» CATATAN TUGAS INI

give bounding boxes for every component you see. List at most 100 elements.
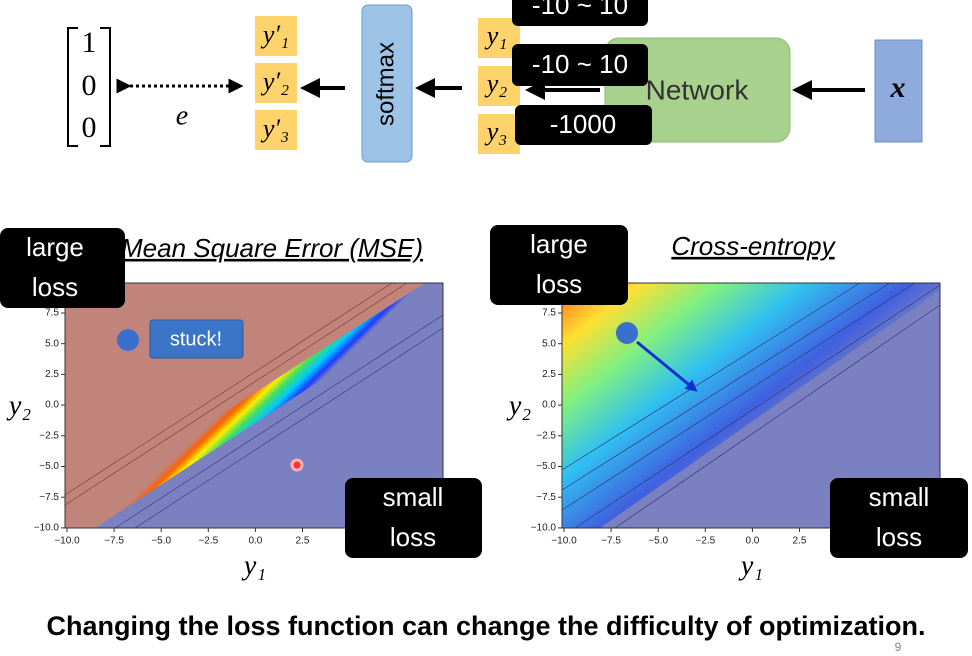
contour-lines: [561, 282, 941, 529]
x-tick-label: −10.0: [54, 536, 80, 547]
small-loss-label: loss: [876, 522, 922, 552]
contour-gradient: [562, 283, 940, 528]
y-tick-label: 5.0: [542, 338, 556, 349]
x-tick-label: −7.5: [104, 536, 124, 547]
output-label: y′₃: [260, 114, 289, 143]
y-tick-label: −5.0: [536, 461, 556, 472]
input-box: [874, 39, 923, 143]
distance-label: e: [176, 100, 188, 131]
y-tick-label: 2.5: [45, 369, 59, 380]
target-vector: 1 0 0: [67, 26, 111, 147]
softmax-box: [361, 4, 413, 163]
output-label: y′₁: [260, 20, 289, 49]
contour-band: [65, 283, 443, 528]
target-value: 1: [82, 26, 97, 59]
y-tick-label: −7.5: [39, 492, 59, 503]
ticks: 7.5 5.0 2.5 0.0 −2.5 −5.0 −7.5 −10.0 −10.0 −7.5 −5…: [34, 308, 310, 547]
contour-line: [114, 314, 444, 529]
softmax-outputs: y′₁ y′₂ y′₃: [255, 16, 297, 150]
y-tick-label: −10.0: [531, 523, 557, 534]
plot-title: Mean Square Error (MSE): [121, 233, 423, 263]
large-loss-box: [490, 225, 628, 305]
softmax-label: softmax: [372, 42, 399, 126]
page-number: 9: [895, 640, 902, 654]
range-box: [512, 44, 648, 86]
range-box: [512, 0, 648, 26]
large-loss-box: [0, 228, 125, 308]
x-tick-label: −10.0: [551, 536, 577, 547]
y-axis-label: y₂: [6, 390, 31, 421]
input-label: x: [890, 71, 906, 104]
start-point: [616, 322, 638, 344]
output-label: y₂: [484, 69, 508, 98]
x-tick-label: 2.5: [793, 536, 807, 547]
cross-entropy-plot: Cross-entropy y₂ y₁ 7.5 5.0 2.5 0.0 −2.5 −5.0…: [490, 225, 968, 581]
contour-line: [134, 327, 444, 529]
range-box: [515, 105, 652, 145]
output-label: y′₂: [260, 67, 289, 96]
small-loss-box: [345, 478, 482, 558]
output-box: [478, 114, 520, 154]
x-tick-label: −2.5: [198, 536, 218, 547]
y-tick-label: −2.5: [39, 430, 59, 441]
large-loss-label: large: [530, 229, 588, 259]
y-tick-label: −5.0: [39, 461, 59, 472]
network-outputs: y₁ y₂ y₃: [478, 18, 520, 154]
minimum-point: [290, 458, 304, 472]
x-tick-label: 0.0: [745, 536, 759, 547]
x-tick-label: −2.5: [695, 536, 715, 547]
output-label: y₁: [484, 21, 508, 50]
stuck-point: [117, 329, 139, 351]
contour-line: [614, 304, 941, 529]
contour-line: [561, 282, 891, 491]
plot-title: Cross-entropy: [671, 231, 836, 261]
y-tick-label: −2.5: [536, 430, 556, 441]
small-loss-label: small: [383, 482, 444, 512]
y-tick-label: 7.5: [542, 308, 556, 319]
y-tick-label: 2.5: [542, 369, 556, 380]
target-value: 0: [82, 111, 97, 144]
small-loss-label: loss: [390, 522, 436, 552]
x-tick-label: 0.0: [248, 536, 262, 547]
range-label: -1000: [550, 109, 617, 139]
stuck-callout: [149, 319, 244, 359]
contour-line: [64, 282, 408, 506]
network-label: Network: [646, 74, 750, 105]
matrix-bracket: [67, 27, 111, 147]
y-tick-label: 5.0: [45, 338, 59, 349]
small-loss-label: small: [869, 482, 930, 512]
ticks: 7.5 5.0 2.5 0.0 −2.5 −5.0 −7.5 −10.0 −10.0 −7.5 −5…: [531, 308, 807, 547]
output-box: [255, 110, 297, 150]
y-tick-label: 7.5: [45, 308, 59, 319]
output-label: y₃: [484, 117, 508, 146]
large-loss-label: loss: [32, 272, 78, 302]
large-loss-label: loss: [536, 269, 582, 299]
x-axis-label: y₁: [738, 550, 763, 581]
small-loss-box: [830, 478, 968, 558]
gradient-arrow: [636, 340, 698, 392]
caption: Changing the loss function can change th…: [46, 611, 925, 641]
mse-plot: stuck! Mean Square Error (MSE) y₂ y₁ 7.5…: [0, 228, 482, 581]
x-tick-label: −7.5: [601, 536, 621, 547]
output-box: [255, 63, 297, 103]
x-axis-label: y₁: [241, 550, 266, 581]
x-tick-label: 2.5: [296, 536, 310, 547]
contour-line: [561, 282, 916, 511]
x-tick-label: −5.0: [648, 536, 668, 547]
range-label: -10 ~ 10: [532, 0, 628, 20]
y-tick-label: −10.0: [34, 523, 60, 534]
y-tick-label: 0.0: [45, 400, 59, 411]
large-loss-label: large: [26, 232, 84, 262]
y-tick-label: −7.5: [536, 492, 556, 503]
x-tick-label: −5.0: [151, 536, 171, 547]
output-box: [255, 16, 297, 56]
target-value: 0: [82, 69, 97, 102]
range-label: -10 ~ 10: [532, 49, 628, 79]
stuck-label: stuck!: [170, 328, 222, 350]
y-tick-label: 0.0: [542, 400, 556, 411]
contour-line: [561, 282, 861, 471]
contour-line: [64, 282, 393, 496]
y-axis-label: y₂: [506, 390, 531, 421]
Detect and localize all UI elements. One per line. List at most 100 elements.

» KETENTUAN TUGAS
Temukan setiap baris dalam catatan di atas yang memuat kata "title", lalu salin baris-baris tersebut. Perhatikan huruf besar dan kecil.

» HASIL
plot-title: Mean Square Error (MSE): [121, 233, 423, 263]
plot-title: Cross-entropy: [671, 231, 836, 261]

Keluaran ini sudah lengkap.